* start *

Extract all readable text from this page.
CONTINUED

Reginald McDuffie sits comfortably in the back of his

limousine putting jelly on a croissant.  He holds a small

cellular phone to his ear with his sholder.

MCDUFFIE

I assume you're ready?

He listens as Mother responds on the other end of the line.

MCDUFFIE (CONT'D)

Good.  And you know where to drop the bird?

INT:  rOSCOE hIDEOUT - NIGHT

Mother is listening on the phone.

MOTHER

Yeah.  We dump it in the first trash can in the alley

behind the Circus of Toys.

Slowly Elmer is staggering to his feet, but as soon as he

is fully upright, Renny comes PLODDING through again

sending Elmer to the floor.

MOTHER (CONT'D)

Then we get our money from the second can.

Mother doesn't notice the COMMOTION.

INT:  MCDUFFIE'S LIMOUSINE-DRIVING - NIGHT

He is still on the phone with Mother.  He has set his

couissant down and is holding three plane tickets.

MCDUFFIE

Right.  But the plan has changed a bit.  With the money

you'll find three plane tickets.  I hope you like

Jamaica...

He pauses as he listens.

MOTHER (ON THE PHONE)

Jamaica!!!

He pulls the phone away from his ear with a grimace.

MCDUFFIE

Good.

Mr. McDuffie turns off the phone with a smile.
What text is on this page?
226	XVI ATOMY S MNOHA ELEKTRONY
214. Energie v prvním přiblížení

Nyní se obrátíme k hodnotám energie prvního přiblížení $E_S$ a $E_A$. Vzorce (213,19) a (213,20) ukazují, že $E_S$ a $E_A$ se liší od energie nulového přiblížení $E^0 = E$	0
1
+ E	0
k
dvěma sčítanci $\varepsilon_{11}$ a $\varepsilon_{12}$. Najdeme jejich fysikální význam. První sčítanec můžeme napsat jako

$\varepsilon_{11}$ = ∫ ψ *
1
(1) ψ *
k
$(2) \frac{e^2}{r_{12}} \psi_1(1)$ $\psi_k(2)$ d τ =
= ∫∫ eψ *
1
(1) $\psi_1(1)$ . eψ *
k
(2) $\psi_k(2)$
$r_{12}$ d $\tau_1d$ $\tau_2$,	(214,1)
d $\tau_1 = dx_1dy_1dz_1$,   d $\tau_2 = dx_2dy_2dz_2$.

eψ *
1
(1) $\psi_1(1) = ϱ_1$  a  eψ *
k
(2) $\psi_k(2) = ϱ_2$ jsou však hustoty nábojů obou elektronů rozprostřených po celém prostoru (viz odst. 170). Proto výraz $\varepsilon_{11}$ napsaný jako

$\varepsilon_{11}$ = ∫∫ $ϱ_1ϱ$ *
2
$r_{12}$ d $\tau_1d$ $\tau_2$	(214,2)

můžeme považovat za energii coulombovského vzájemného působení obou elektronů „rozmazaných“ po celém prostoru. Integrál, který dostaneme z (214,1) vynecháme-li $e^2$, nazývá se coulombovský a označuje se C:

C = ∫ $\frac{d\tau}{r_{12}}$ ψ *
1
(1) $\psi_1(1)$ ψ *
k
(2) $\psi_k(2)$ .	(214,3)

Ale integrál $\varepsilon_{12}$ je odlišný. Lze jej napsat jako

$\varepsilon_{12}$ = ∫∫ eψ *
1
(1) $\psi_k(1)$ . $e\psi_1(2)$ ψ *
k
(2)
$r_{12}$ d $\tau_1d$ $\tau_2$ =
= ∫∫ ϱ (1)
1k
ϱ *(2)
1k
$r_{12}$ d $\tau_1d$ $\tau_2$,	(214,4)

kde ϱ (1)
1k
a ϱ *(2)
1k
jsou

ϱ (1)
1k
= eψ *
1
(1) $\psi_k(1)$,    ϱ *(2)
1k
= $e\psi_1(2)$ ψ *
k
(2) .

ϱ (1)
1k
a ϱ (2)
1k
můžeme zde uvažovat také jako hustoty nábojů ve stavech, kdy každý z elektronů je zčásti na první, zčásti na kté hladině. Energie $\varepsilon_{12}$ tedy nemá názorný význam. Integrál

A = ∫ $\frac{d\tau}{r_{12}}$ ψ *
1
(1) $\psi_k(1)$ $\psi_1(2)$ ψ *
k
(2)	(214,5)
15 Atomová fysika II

* end *

EXERCISE DIRECTIONS ->
State how many lines in the records above contain the word "listens", and give only that number.

FULL OUTPUT ->
2